** Written problem **
Reproduce this listing in full.

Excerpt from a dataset
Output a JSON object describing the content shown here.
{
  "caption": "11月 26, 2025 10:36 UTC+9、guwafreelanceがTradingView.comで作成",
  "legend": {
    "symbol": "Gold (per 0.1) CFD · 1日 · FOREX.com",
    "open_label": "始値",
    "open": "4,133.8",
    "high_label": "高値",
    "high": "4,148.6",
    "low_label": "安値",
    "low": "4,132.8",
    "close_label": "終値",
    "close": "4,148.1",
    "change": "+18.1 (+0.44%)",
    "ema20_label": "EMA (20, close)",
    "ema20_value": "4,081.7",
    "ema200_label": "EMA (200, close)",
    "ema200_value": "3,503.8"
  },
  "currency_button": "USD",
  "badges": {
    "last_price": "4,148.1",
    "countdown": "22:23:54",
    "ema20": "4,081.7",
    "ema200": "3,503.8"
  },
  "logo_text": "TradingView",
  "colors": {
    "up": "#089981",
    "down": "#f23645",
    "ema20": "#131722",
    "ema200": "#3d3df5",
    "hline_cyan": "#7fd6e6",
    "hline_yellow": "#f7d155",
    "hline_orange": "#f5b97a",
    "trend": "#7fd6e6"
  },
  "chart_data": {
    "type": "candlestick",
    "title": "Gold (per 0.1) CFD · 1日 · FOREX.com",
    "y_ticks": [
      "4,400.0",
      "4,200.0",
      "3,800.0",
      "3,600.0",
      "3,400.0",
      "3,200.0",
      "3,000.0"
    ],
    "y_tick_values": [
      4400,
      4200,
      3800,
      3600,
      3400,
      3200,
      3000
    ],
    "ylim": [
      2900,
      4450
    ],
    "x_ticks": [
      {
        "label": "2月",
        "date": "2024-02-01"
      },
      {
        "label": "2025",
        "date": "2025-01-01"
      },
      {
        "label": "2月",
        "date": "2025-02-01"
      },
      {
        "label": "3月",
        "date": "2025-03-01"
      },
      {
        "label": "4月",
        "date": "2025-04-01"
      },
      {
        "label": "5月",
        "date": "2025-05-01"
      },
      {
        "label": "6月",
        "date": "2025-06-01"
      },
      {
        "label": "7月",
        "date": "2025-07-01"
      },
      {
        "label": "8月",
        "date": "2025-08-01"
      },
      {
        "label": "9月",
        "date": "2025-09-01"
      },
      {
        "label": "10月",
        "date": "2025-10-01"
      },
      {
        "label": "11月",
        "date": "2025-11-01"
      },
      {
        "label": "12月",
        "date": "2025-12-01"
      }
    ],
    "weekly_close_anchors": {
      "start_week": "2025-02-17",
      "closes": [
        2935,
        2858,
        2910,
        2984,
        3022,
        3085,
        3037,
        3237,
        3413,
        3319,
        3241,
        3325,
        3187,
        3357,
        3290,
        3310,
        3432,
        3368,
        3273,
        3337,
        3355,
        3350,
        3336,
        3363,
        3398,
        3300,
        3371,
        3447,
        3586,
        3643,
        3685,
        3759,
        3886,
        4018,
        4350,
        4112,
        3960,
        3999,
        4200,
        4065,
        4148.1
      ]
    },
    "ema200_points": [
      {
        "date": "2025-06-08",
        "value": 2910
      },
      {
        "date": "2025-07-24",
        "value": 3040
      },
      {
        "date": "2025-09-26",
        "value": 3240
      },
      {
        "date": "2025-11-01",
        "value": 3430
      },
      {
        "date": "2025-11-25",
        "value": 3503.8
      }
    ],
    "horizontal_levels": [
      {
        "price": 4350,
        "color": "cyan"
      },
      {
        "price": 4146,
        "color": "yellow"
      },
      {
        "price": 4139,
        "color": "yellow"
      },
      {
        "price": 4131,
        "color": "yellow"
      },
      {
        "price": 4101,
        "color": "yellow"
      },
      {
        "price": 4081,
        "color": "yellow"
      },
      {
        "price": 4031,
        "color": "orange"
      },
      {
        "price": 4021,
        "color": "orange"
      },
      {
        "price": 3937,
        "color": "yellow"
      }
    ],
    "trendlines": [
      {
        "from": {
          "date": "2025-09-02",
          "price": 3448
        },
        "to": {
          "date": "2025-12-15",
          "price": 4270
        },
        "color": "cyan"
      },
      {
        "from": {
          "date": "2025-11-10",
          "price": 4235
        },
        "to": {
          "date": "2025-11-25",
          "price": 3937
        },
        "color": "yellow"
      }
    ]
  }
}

** Solution **
Output a JSON object describing the content shown here.
{
  "caption": "11月 26, 2025 10:36 UTC+9、guwafreelanceがTradingView.comで作成",
  "legend": {
    "symbol": "Gold (per 0.1) CFD · 1日 · FOREX.com",
    "open_label": "始値",
    "open": "4,133.8",
    "high_label": "高値",
    "high": "4,148.6",
    "low_label": "安値",
    "low": "4,132.8",
    "close_label": "終値",
    "close": "4,148.1",
    "change": "+18.1 (+0.44%)",
    "ema20_label": "EMA (20, close)",
    "ema20_value": "4,081.7",
    "ema200_label": "EMA (200, close)",
    "ema200_value": "3,503.8"
  },
  "currency_button": "USD",
  "badges": {
    "last_price": "4,148.1",
    "countdown": "22:23:54",
    "ema20": "4,081.7",
    "ema200": "3,503.8"
  },
  "logo_text": "TradingView",
  "colors": {
    "up": "#089981",
    "down": "#f23645",
    "ema20": "#131722",
    "ema200": "#3d3df5",
    "hline_cyan": "#7fd6e6",
    "hline_yellow": "#f7d155",
    "hline_orange": "#f5b97a",
    "trend": "#7fd6e6"
  },
  "chart_data": {
    "type": "candlestick",
    "title": "Gold (per 0.1) CFD · 1日 · FOREX.com",
    "y_ticks": [
      "4,400.0",
      "4,200.0",
      "3,800.0",
      "3,600.0",
      "3,400.0",
      "3,200.0",
      "3,000.0"
    ],
    "y_tick_values": [
      4400,
      4200,
      3800,
      3600,
      3400,
      3200,
      3000
    ],
    "ylim": [
      2900,
      4450
    ],
    "x_ticks": [
      {
        "label": "2月",
        "date": "2024-02-01"
      },
      {
        "label": "2025",
        "date": "2025-01-01"
      },
      {
        "label": "2月",
        "date": "2025-02-01"
      },
      {
        "label": "3月",
        "date": "2025-03-01"
      },
      {
        "label": "4月",
        "date": "2025-04-01"
      },
      {
        "label": "5月",
        "date": "2025-05-01"
      },
      {
        "label": "6月",
        "date": "2025-06-01"
      },
      {
        "label": "7月",
        "date": "2025-07-01"
      },
      {
        "label": "8月",
        "date": "2025-08-01"
      },
      {
        "label": "9月",
        "date": "2025-09-01"
      },
      {
        "label": "10月",
        "date": "2025-10-01"
      },
      {
        "label": "11月",
        "date": "2025-11-01"
      },
      {
        "label": "12月",
        "date": "2025-12-01"
      }
    ],
    "weekly_close_anchors": {
      "start_week": "2025-02-17",
      "closes": [
        2935,
        2858,
        2910,
        2984,
        3022,
        3085,
        3037,
        3237,
        3413,
        3319,
        3241,
        3325,
        3187,
        3357,
        3290,
        3310,
        3432,
        3368,
        3273,
        3337,
        3355,
        3350,
        3336,
        3363,
        3398,
        3300,
        3371,
        3447,
        3586,
        3643,
        3685,
        3759,
        3886,
        4018,
        4350,
        4112,
        3960,
        3999,
        4200,
        4065,
        4148.1
      ]
    },
    "ema200_points": [
      {
        "date": "2025-06-08",
        "value": 2910
      },
      {
        "date": "2025-07-24",
        "value": 3040
      },
      {
        "date": "2025-09-26",
        "value": 3240
      },
      {
        "date": "2025-11-01",
        "value": 3430
      },
      {
        "date": "2025-11-25",
        "value": 3503.8
      }
    ],
    "horizontal_levels": [
      {
        "price": 4350,
        "color": "cyan"
      },
      {
        "price": 4146,
        "color": "yellow"
      },
      {
        "price": 4139,
        "color": "yellow"
      },
      {
        "price": 4131,
        "color": "yellow"
      },
      {
        "price": 4101,
        "color": "yellow"
      },
      {
        "price": 4081,
        "color": "yellow"
      },
      {
        "price": 4031,
        "color": "orange"
      },
      {
        "price": 4021,
        "color": "orange"
      },
      {
        "price": 3937,
        "color": "yellow"
      }
    ],
    "trendlines": [
      {
        "from": {
          "date": "2025-09-02",
          "price": 3448
        },
        "to": {
          "date": "2025-12-15",
          "price": 4270
        },
        "color": "cyan"
      },
      {
        "from": {
          "date": "2025-11-10",
          "price": 4235
        },
        "to": {
          "date": "2025-11-25",
          "price": 3937
        },
        "color": "yellow"
      }
    ]
  }
}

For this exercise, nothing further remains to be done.